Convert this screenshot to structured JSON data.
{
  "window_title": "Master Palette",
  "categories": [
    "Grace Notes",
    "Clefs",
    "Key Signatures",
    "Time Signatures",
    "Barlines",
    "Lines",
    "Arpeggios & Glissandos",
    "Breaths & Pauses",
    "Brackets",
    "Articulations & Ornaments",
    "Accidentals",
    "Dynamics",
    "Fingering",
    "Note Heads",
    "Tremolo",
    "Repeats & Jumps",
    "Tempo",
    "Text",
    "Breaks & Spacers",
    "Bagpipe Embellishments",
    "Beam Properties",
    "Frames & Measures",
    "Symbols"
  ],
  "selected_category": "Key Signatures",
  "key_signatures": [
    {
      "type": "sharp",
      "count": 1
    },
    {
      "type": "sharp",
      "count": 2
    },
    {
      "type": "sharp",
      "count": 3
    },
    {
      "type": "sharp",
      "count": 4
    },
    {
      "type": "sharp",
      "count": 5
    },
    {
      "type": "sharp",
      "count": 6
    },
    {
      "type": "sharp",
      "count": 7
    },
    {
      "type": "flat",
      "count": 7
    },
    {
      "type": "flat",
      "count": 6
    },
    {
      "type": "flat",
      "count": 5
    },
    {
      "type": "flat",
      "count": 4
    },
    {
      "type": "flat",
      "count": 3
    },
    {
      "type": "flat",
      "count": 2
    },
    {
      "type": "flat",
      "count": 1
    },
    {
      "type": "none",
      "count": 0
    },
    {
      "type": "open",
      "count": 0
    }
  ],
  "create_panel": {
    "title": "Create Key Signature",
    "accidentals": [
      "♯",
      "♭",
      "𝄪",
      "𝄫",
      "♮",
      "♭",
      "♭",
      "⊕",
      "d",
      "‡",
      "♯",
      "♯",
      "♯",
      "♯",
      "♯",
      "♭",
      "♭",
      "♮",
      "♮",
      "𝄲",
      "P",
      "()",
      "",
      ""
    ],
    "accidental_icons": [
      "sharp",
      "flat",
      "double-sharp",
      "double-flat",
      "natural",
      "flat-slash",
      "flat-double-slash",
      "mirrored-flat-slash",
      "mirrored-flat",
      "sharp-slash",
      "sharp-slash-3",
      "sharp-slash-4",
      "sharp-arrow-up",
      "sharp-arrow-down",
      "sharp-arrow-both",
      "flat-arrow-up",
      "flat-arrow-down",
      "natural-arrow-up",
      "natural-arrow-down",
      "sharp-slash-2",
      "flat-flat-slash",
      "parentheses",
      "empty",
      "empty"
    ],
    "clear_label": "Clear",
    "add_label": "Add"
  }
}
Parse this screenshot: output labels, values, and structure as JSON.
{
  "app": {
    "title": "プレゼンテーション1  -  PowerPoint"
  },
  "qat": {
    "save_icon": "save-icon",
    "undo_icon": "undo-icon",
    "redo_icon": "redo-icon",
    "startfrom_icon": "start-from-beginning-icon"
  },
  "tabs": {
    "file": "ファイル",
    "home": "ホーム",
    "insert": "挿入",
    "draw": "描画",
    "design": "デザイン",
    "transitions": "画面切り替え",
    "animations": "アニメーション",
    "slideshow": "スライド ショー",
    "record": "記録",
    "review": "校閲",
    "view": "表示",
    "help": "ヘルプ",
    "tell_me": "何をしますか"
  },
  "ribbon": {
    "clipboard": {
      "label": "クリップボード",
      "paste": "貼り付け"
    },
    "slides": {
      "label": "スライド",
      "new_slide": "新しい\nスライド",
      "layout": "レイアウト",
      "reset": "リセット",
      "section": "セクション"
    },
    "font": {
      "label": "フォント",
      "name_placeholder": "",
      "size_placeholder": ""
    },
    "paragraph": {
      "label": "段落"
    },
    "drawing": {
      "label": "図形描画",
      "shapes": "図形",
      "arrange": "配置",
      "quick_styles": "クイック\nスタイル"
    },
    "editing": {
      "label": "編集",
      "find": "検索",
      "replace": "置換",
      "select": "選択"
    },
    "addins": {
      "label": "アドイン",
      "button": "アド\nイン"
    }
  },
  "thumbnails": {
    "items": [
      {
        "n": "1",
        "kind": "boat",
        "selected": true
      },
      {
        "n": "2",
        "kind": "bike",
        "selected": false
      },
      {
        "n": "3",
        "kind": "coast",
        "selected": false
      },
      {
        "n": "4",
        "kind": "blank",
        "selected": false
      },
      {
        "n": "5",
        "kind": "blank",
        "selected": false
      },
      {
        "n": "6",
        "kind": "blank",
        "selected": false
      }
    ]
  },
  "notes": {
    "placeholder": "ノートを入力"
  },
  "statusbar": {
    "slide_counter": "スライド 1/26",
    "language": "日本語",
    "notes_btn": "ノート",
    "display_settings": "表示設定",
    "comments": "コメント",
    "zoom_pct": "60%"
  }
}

....................

— Requirement —
Retype every record above exactly as it appears.

— Output for this task —
Convert this screenshot to structured JSON data.
{
  "window_title": "Master Palette",
  "categories": [
    "Grace Notes",
    "Clefs",
    "Key Signatures",
    "Time Signatures",
    "Barlines",
    "Lines",
    "Arpeggios & Glissandos",
    "Breaths & Pauses",
    "Brackets",
    "Articulations & Ornaments",
    "Accidentals",
    "Dynamics",
    "Fingering",
    "Note Heads",
    "Tremolo",
    "Repeats & Jumps",
    "Tempo",
    "Text",
    "Breaks & Spacers",
    "Bagpipe Embellishments",
    "Beam Properties",
    "Frames & Measures",
    "Symbols"
  ],
  "selected_category": "Key Signatures",
  "key_signatures": [
    {
      "type": "sharp",
      "count": 1
    },
    {
      "type": "sharp",
      "count": 2
    },
    {
      "type": "sharp",
      "count": 3
    },
    {
      "type": "sharp",
      "count": 4
    },
    {
      "type": "sharp",
      "count": 5
    },
    {
      "type": "sharp",
      "count": 6
    },
    {
      "type": "sharp",
      "count": 7
    },
    {
      "type": "flat",
      "count": 7
    },
    {
      "type": "flat",
      "count": 6
    },
    {
      "type": "flat",
      "count": 5
    },
    {
      "type": "flat",
      "count": 4
    },
    {
      "type": "flat",
      "count": 3
    },
    {
      "type": "flat",
      "count": 2
    },
    {
      "type": "flat",
      "count": 1
    },
    {
      "type": "none",
      "count": 0
    },
    {
      "type": "open",
      "count": 0
    }
  ],
  "create_panel": {
    "title": "Create Key Signature",
    "accidentals": [
      "♯",
      "♭",
      "𝄪",
      "𝄫",
      "♮",
      "♭",
      "♭",
      "⊕",
      "d",
      "‡",
      "♯",
      "♯",
      "♯",
      "♯",
      "♯",
      "♭",
      "♭",
      "♮",
      "♮",
      "𝄲",
      "P",
      "()",
      "",
      ""
    ],
    "accidental_icons": [
      "sharp",
      "flat",
      "double-sharp",
      "double-flat",
      "natural",
      "flat-slash",
      "flat-double-slash",
      "mirrored-flat-slash",
      "mirrored-flat",
      "sharp-slash",
      "sharp-slash-3",
      "sharp-slash-4",
      "sharp-arrow-up",
      "sharp-arrow-down",
      "sharp-arrow-both",
      "flat-arrow-up",
      "flat-arrow-down",
      "natural-arrow-up",
      "natural-arrow-down",
      "sharp-slash-2",
      "flat-flat-slash",
      "parentheses",
      "empty",
      "empty"
    ],
    "clear_label": "Clear",
    "add_label": "Add"
  }
}
Parse this screenshot: output labels, values, and structure as JSON.
{
  "app": {
    "title": "プレゼンテーション1  -  PowerPoint"
  },
  "qat": {
    "save_icon": "save-icon",
    "undo_icon": "undo-icon",
    "redo_icon": "redo-icon",
    "startfrom_icon": "start-from-beginning-icon"
  },
  "tabs": {
    "file": "ファイル",
    "home": "ホーム",
    "insert": "挿入",
    "draw": "描画",
    "design": "デザイン",
    "transitions": "画面切り替え",
    "animations": "アニメーション",
    "slideshow": "スライド ショー",
    "record": "記録",
    "review": "校閲",
    "view": "表示",
    "help": "ヘルプ",
    "tell_me": "何をしますか"
  },
  "ribbon": {
    "clipboard": {
      "label": "クリップボード",
      "paste": "貼り付け"
    },
    "slides": {
      "label": "スライド",
      "new_slide": "新しい\nスライド",
      "layout": "レイアウト",
      "reset": "リセット",
      "section": "セクション"
    },
    "font": {
      "label": "フォント",
      "name_placeholder": "",
      "size_placeholder": ""
    },
    "paragraph": {
      "label": "段落"
    },
    "drawing": {
      "label": "図形描画",
      "shapes": "図形",
      "arrange": "配置",
      "quick_styles": "クイック\nスタイル"
    },
    "editing": {
      "label": "編集",
      "find": "検索",
      "replace": "置換",
      "select": "選択"
    },
    "addins": {
      "label": "アドイン",
      "button": "アド\nイン"
    }
  },
  "thumbnails": {
    "items": [
      {
        "n": "1",
        "kind": "boat",
        "selected": true
      },
      {
        "n": "2",
        "kind": "bike",
        "selected": false
      },
      {
        "n": "3",
        "kind": "coast",
        "selected": false
      },
      {
        "n": "4",
        "kind": "blank",
        "selected": false
      },
      {
        "n": "5",
        "kind": "blank",
        "selected": false
      },
      {
        "n": "6",
        "kind": "blank",
        "selected": false
      }
    ]
  },
  "notes": {
    "placeholder": "ノートを入力"
  },
  "statusbar": {
    "slide_counter": "スライド 1/26",
    "language": "日本語",
    "notes_btn": "ノート",
    "display_settings": "表示設定",
    "comments": "コメント",
    "zoom_pct": "60%"
  }
}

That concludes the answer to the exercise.